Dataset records
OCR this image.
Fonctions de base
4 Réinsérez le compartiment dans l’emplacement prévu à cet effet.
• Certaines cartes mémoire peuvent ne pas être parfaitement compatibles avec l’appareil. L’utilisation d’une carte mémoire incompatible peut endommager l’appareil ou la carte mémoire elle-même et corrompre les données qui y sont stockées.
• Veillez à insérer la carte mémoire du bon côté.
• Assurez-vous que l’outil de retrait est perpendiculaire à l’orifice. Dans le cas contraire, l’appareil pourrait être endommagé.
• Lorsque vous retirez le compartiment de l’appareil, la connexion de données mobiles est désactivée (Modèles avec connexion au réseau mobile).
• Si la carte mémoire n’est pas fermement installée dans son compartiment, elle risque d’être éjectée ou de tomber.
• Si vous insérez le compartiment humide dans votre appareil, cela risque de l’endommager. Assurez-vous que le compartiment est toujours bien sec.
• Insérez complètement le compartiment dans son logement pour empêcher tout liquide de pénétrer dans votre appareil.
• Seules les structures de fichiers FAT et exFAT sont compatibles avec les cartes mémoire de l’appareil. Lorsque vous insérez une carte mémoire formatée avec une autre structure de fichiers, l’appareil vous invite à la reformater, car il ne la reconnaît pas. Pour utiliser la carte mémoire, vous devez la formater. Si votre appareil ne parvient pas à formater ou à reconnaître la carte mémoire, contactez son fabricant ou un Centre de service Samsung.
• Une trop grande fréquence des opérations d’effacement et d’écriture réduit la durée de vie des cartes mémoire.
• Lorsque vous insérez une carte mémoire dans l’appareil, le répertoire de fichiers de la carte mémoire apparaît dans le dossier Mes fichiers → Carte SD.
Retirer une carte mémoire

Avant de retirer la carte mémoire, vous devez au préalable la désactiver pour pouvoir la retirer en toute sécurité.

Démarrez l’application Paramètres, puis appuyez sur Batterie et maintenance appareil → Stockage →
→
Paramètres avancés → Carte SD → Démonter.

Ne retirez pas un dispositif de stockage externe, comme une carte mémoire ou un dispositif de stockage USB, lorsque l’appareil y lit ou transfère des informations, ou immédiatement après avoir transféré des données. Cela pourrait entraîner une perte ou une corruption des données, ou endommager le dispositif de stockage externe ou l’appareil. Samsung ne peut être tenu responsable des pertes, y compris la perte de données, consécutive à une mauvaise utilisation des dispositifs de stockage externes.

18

THE PROBLEM
Search the entries for the word "être", then list each line that holds it.

THE RESPONSE
• Certaines cartes mémoire peuvent ne pas être parfaitement compatibles avec l’appareil. L’utilisation d’une carte mémoire incompatible peut endommager l’appareil ou la carte mémoire elle-même et corrompre les données qui y sont stockées.
• Assurez-vous que l’outil de retrait est perpendiculaire à l’orifice. Dans le cas contraire, l’appareil pourrait être endommagé.
• Si la carte mémoire n’est pas fermement installée dans son compartiment, elle risque d’être éjectée ou de tomber.
Ne retirez pas un dispositif de stockage externe, comme une carte mémoire ou un dispositif de stockage USB, lorsque l’appareil y lit ou transfère des informations, ou immédiatement après avoir transféré des données. Cela pourrait entraîner une perte ou une corruption des données, ou endommager le dispositif de stockage externe ou l’appareil. Samsung ne peut être tenu responsable des pertes, y compris la perte de données, consécutive à une mauvaise utilisation des dispositifs de stockage externes.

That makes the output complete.